(WHAT YOU WILL DO) Reproduce the whole listing, character for character.

(RECORDED DATA)
--- Start ---

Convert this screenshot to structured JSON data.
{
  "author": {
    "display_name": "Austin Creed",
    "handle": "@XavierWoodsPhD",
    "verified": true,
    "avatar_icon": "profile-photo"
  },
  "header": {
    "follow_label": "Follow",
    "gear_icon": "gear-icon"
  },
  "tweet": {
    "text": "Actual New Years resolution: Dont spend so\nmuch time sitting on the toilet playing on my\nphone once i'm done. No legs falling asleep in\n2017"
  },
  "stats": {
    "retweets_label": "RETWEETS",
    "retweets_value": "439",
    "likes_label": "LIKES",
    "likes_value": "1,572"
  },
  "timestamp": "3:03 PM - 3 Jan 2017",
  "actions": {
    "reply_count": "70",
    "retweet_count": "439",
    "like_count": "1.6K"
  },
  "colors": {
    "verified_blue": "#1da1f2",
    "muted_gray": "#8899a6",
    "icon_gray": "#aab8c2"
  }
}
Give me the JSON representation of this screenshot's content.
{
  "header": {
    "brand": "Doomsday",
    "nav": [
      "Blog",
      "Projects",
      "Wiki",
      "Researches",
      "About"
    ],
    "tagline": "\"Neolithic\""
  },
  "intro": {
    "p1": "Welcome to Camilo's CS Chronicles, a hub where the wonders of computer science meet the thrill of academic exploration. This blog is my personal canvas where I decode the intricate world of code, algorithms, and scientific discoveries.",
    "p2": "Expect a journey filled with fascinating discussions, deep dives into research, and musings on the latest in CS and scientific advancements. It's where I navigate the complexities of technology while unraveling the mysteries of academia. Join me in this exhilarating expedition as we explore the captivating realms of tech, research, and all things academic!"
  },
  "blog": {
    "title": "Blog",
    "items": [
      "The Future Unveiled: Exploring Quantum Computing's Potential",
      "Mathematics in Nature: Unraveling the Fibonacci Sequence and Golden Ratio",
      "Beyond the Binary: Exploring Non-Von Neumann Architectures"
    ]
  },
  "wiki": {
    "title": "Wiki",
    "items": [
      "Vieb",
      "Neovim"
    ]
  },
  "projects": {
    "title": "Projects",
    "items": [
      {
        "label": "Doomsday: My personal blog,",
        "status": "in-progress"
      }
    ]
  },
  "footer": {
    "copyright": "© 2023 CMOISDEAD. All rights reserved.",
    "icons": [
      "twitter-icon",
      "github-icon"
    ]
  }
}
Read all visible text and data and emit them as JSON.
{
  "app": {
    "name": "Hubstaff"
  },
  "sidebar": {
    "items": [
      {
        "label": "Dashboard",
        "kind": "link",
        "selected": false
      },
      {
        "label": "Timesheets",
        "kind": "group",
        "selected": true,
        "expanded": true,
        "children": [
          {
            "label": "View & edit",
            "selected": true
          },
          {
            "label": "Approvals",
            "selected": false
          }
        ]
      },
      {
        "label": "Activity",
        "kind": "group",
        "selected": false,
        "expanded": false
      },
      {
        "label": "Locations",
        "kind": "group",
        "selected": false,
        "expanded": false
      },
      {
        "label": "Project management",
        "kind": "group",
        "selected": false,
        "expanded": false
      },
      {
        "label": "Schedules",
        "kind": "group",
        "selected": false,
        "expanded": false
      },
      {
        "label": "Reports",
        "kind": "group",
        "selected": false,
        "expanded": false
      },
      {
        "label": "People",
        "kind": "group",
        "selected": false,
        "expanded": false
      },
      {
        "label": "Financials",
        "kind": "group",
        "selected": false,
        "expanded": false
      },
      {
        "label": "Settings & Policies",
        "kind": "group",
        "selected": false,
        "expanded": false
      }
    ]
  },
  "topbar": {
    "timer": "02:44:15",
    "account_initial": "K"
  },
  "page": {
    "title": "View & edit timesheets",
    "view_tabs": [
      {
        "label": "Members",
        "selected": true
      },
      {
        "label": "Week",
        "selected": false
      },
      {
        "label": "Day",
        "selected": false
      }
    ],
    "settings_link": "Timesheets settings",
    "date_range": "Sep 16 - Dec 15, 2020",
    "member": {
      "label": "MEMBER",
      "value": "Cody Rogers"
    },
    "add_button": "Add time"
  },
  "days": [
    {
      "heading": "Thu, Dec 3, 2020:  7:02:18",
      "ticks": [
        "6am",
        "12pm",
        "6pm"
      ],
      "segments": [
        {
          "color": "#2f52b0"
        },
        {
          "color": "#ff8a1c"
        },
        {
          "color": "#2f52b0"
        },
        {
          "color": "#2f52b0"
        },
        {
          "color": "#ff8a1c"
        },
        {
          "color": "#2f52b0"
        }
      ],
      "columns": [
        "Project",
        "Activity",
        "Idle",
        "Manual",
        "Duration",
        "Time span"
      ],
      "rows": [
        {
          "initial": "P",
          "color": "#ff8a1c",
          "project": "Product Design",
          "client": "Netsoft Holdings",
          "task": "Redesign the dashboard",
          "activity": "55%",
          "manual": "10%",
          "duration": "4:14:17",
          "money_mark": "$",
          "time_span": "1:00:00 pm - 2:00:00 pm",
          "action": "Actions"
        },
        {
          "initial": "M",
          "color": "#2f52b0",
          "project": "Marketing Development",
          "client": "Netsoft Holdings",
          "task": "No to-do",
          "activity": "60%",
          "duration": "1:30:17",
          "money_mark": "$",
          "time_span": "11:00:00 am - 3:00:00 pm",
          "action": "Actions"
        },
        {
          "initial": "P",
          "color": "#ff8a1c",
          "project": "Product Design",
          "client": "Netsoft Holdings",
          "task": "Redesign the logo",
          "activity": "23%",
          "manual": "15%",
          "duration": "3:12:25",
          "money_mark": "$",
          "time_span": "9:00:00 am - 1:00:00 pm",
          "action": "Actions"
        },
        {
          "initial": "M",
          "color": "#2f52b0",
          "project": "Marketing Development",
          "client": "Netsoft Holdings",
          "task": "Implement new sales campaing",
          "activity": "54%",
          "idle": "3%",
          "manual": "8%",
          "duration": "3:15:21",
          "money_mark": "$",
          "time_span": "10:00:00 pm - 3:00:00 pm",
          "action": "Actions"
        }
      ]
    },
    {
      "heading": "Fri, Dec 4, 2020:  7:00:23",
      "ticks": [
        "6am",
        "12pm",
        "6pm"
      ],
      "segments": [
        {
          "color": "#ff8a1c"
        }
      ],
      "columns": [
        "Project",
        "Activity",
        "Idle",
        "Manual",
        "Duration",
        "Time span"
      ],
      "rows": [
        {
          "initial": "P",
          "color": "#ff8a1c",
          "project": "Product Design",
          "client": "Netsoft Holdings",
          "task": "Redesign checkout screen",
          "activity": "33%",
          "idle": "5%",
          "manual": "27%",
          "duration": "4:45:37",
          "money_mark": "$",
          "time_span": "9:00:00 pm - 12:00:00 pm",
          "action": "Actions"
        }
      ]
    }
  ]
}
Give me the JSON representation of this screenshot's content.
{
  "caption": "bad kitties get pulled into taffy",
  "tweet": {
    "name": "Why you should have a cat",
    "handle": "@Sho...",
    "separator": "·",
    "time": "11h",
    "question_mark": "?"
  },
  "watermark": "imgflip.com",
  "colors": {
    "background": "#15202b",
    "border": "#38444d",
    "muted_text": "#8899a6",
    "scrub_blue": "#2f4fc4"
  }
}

--- End ---

(EXERCISE OUTPUT)
Convert this screenshot to structured JSON data.
{
  "author": {
    "display_name": "Austin Creed",
    "handle": "@XavierWoodsPhD",
    "verified": true,
    "avatar_icon": "profile-photo"
  },
  "header": {
    "follow_label": "Follow",
    "gear_icon": "gear-icon"
  },
  "tweet": {
    "text": "Actual New Years resolution: Dont spend so\nmuch time sitting on the toilet playing on my\nphone once i'm done. No legs falling asleep in\n2017"
  },
  "stats": {
    "retweets_label": "RETWEETS",
    "retweets_value": "439",
    "likes_label": "LIKES",
    "likes_value": "1,572"
  },
  "timestamp": "3:03 PM - 3 Jan 2017",
  "actions": {
    "reply_count": "70",
    "retweet_count": "439",
    "like_count": "1.6K"
  },
  "colors": {
    "verified_blue": "#1da1f2",
    "muted_gray": "#8899a6",
    "icon_gray": "#aab8c2"
  }
}
Give me the JSON representation of this screenshot's content.
{
  "header": {
    "brand": "Doomsday",
    "nav": [
      "Blog",
      "Projects",
      "Wiki",
      "Researches",
      "About"
    ],
    "tagline": "\"Neolithic\""
  },
  "intro": {
    "p1": "Welcome to Camilo's CS Chronicles, a hub where the wonders of computer science meet the thrill of academic exploration. This blog is my personal canvas where I decode the intricate world of code, algorithms, and scientific discoveries.",
    "p2": "Expect a journey filled with fascinating discussions, deep dives into research, and musings on the latest in CS and scientific advancements. It's where I navigate the complexities of technology while unraveling the mysteries of academia. Join me in this exhilarating expedition as we explore the captivating realms of tech, research, and all things academic!"
  },
  "blog": {
    "title": "Blog",
    "items": [
      "The Future Unveiled: Exploring Quantum Computing's Potential",
      "Mathematics in Nature: Unraveling the Fibonacci Sequence and Golden Ratio",
      "Beyond the Binary: Exploring Non-Von Neumann Architectures"
    ]
  },
  "wiki": {
    "title": "Wiki",
    "items": [
      "Vieb",
      "Neovim"
    ]
  },
  "projects": {
    "title": "Projects",
    "items": [
      {
        "label": "Doomsday: My personal blog,",
        "status": "in-progress"
      }
    ]
  },
  "footer": {
    "copyright": "© 2023 CMOISDEAD. All rights reserved.",
    "icons": [
      "twitter-icon",
      "github-icon"
    ]
  }
}
Read all visible text and data and emit them as JSON.
{
  "app": {
    "name": "Hubstaff"
  },
  "sidebar": {
    "items": [
      {
        "label": "Dashboard",
        "kind": "link",
        "selected": false
      },
      {
        "label": "Timesheets",
        "kind": "group",
        "selected": true,
        "expanded": true,
        "children": [
          {
            "label": "View & edit",
            "selected": true
          },
          {
            "label": "Approvals",
            "selected": false
          }
        ]
      },
      {
        "label": "Activity",
        "kind": "group",
        "selected": false,
        "expanded": false
      },
      {
        "label": "Locations",
        "kind": "group",
        "selected": false,
        "expanded": false
      },
      {
        "label": "Project management",
        "kind": "group",
        "selected": false,
        "expanded": false
      },
      {
        "label": "Schedules",
        "kind": "group",
        "selected": false,
        "expanded": false
      },
      {
        "label": "Reports",
        "kind": "group",
        "selected": false,
        "expanded": false
      },
      {
        "label": "People",
        "kind": "group",
        "selected": false,
        "expanded": false
      },
      {
        "label": "Financials",
        "kind": "group",
        "selected": false,
        "expanded": false
      },
      {
        "label": "Settings & Policies",
        "kind": "group",
        "selected": false,
        "expanded": false
      }
    ]
  },
  "topbar": {
    "timer": "02:44:15",
    "account_initial": "K"
  },
  "page": {
    "title": "View & edit timesheets",
    "view_tabs": [
      {
        "label": "Members",
        "selected": true
      },
      {
        "label": "Week",
        "selected": false
      },
      {
        "label": "Day",
        "selected": false
      }
    ],
    "settings_link": "Timesheets settings",
    "date_range": "Sep 16 - Dec 15, 2020",
    "member": {
      "label": "MEMBER",
      "value": "Cody Rogers"
    },
    "add_button": "Add time"
  },
  "days": [
    {
      "heading": "Thu, Dec 3, 2020:  7:02:18",
      "ticks": [
        "6am",
        "12pm",
        "6pm"
      ],
      "segments": [
        {
          "color": "#2f52b0"
        },
        {
          "color": "#ff8a1c"
        },
        {
          "color": "#2f52b0"
        },
        {
          "color": "#2f52b0"
        },
        {
          "color": "#ff8a1c"
        },
        {
          "color": "#2f52b0"
        }
      ],
      "columns": [
        "Project",
        "Activity",
        "Idle",
        "Manual",
        "Duration",
        "Time span"
      ],
      "rows": [
        {
          "initial": "P",
          "color": "#ff8a1c",
          "project": "Product Design",
          "client": "Netsoft Holdings",
          "task": "Redesign the dashboard",
          "activity": "55%",
          "manual": "10%",
          "duration": "4:14:17",
          "money_mark": "$",
          "time_span": "1:00:00 pm - 2:00:00 pm",
          "action": "Actions"
        },
        {
          "initial": "M",
          "color": "#2f52b0",
          "project": "Marketing Development",
          "client": "Netsoft Holdings",
          "task": "No to-do",
          "activity": "60%",
          "duration": "1:30:17",
          "money_mark": "$",
          "time_span": "11:00:00 am - 3:00:00 pm",
          "action": "Actions"
        },
        {
          "initial": "P",
          "color": "#ff8a1c",
          "project": "Product Design",
          "client": "Netsoft Holdings",
          "task": "Redesign the logo",
          "activity": "23%",
          "manual": "15%",
          "duration": "3:12:25",
          "money_mark": "$",
          "time_span": "9:00:00 am - 1:00:00 pm",
          "action": "Actions"
        },
        {
          "initial": "M",
          "color": "#2f52b0",
          "project": "Marketing Development",
          "client": "Netsoft Holdings",
          "task": "Implement new sales campaing",
          "activity": "54%",
          "idle": "3%",
          "manual": "8%",
          "duration": "3:15:21",
          "money_mark": "$",
          "time_span": "10:00:00 pm - 3:00:00 pm",
          "action": "Actions"
        }
      ]
    },
    {
      "heading": "Fri, Dec 4, 2020:  7:00:23",
      "ticks": [
        "6am",
        "12pm",
        "6pm"
      ],
      "segments": [
        {
          "color": "#ff8a1c"
        }
      ],
      "columns": [
        "Project",
        "Activity",
        "Idle",
        "Manual",
        "Duration",
        "Time span"
      ],
      "rows": [
        {
          "initial": "P",
          "color": "#ff8a1c",
          "project": "Product Design",
          "client": "Netsoft Holdings",
          "task": "Redesign checkout screen",
          "activity": "33%",
          "idle": "5%",
          "manual": "27%",
          "duration": "4:45:37",
          "money_mark": "$",
          "time_span": "9:00:00 pm - 12:00:00 pm",
          "action": "Actions"
        }
      ]
    }
  ]
}
Give me the JSON representation of this screenshot's content.
{
  "caption": "bad kitties get pulled into taffy",
  "tweet": {
    "name": "Why you should have a cat",
    "handle": "@Sho...",
    "separator": "·",
    "time": "11h",
    "question_mark": "?"
  },
  "watermark": "imgflip.com",
  "colors": {
    "background": "#15202b",
    "border": "#38444d",
    "muted_text": "#8899a6",
    "scrub_blue": "#2f4fc4"
  }
}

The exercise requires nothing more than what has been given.